→ QUESTIONS
a - Answer these questions from the Traefik passage:
(i) Which three certificate-related features are included in the OSS version?
(ii) What community-maintained plugin is given as an example for the cache middleware?
(iii) For enterprise users, what does Traefik Hub integrate with?
b - Go on with the Traefik passage, starting after its final sentence.

→ DOCUMENT PASSAGE
_ _ _ _ _ _ _
These providers can range from dynamic service discovery systems (like Docker, Kubernetes, Consul) to static configuration sources (file-based configs, HTTP APIs, etc.). The provider architecture is what makes Traefik particularly well-suited for containerized and cloud-native environments where services are ephemeral and discovery is crucial.
Traefik is a reverse proxy and load balancer that automatically discovers services and configures routing rules dynamically through integration with various configuration sources such as container orchestrators (Docker, K8s, Nomad, Consul, ECS, ...)
I can confirm that bring-your-own certificates, ACME, and mTLS are all included in the OSS version. For enterprise users, Traefik Hub also provides seamless integration with HashiCorp Vault.
Regarding the cache middleware: like many of our more advanced middlewares, you have two options. You can use a community-maintained plugin (such as Souin), or your organization can purchase an enterprise license to access TraefikLabs' officially maintained built-in middleware as part of Traefik Hub API Gateway or Traefik Hub API Management.
_ _ _ _ _ _ _
[Document layout analysis data]
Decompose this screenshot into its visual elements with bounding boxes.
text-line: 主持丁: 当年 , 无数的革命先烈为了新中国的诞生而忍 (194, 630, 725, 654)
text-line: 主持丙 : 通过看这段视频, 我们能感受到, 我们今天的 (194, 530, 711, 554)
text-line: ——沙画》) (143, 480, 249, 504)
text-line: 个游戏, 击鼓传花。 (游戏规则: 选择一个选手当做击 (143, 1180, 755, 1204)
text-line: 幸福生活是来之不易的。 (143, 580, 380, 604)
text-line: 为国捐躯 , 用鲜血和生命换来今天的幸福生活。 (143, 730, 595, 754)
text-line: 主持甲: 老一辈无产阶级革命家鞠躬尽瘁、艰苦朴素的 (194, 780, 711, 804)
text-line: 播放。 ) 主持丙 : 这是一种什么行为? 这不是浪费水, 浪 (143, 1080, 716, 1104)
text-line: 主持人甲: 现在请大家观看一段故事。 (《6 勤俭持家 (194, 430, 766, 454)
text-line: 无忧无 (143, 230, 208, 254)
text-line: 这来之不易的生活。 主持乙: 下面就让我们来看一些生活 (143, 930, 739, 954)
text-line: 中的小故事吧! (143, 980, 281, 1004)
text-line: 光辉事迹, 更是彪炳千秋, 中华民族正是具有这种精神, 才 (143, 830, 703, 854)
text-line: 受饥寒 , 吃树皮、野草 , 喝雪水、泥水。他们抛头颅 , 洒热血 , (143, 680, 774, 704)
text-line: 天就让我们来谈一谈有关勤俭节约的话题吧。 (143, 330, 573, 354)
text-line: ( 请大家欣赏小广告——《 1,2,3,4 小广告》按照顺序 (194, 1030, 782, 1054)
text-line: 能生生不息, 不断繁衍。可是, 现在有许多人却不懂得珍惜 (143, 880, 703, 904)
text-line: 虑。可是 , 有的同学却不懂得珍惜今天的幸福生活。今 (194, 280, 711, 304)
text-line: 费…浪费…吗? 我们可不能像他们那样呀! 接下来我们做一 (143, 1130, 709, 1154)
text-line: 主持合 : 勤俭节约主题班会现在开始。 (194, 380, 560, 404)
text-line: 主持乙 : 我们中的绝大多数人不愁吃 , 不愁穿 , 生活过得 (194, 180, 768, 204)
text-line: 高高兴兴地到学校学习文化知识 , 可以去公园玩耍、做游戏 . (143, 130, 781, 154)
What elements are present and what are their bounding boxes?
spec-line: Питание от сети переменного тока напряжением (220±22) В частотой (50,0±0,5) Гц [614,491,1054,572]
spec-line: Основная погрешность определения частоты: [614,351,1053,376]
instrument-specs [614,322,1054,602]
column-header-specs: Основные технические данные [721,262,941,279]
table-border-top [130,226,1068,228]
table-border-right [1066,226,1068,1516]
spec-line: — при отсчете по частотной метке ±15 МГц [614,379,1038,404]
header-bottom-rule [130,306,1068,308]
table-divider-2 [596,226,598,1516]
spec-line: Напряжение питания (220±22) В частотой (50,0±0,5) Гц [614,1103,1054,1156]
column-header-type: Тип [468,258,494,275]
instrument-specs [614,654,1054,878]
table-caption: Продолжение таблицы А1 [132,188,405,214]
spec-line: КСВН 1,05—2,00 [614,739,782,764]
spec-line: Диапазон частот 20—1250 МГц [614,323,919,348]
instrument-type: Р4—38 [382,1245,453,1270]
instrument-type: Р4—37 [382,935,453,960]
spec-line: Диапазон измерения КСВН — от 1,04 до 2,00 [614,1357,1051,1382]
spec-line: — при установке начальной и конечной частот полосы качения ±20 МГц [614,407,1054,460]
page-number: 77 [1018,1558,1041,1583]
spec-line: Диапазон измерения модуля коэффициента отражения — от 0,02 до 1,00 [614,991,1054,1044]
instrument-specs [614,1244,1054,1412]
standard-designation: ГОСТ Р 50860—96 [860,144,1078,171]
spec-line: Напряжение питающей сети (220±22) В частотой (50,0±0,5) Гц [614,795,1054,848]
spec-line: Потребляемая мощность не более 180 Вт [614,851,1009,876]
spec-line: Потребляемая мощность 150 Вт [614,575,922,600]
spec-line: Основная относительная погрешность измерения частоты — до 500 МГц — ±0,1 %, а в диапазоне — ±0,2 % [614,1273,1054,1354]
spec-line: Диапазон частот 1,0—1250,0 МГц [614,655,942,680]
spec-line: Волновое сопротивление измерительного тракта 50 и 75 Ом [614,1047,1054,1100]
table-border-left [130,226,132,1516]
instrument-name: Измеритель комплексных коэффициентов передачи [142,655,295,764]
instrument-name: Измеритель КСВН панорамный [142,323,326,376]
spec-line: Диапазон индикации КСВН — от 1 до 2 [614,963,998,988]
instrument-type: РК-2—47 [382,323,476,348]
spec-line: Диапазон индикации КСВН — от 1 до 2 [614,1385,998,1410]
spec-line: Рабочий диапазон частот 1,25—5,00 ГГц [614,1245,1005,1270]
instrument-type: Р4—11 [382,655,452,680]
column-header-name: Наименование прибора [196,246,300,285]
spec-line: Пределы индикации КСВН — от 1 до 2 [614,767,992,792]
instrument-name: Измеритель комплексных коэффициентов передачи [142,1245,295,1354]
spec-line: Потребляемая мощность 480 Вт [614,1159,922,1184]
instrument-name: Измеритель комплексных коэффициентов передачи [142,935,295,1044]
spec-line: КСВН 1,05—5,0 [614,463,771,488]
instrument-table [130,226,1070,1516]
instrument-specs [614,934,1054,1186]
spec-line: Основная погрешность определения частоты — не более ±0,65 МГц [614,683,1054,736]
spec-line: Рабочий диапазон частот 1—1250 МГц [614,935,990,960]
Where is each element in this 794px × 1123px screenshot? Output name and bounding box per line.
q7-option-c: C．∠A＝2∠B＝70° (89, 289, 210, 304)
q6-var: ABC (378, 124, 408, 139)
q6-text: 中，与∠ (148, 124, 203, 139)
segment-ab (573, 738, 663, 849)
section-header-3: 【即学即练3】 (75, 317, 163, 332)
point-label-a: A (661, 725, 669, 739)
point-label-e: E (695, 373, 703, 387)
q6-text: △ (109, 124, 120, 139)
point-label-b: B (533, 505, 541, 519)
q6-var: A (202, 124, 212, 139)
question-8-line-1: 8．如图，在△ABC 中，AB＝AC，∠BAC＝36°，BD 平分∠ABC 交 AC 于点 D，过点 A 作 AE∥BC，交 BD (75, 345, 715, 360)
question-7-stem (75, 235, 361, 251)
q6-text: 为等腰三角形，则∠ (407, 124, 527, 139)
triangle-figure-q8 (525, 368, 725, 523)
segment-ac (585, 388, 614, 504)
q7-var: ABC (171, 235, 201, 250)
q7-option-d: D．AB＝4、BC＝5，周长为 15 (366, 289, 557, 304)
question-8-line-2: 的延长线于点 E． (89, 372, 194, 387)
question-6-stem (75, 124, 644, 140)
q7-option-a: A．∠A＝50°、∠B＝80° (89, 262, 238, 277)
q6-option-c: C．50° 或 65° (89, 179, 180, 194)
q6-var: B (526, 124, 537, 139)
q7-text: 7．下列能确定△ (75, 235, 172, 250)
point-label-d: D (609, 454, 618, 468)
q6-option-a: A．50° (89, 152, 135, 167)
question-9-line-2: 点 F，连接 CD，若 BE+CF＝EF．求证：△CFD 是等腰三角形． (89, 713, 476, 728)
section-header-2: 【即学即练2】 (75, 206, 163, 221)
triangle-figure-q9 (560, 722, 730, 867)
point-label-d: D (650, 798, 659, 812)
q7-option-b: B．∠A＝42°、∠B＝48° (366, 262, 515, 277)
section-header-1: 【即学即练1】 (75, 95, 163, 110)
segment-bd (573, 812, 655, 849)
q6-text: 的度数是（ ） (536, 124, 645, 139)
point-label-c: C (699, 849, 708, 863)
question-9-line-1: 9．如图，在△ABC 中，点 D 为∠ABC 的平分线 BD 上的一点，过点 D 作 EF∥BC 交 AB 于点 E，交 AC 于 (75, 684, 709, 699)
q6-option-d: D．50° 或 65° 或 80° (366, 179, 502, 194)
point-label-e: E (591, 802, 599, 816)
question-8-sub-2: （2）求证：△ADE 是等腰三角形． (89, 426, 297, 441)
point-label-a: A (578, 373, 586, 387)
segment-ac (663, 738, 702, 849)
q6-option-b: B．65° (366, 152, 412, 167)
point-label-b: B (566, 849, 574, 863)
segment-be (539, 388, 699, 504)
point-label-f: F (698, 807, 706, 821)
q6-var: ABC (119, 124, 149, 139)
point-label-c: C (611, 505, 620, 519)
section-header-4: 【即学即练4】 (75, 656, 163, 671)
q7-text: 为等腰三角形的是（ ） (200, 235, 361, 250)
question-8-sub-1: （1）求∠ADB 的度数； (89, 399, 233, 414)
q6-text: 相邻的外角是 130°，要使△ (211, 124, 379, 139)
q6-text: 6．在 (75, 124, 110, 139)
_ _ _ _ _ _ _
→ ANSWERS BY ITEM NUMBER
a -
(i) Bring-your-own certificates, ACME, and mTLS.
(ii) Souin.
(iii) HashiCorp Vault.

b -
Documentation quality has been a common complaint. Previously, we only provided reference documentation and relied on the community to create tutorials and guides.
Based on feedback like yours, we've completed documentation rewrite. Have you had a chance to review the new version? Your feedback is taken very seriously, so we'd greatly value your thoughts on these improvements.
I am unable to give you feedback as I have no need to use the documentation at this time and going over it without having a need to find something would be pointless. And I have set up my local Traefik instance quite some time ago, so I do not remember my struggles back then.
We recently just deployed Traefik at $job, and found it pretty easy! I didn't do the work myself, but I directly managed the engineer deploying it. It was predominantly reference material but that was really all we needed to get it set up.
Hi there. I'm a brand new Traefik user. It's bundled with k3s, so I set it up for my homelab on a single node cluster. I'm a technology professional who has worked in infrastructure and software roles for more than 15 years.
I appreciate that you revised the docs, but I still found it quite difficult just to get started. My experience was poor enough that I almost switched to Caddy. The thing that kept me from doing that is that Caddy requires a custom container build for DNS-01 ACME challenges which I didn't particularly want to deal with. I found Caddy's documentation much easier to grapple with, so that could serve as some inspiration.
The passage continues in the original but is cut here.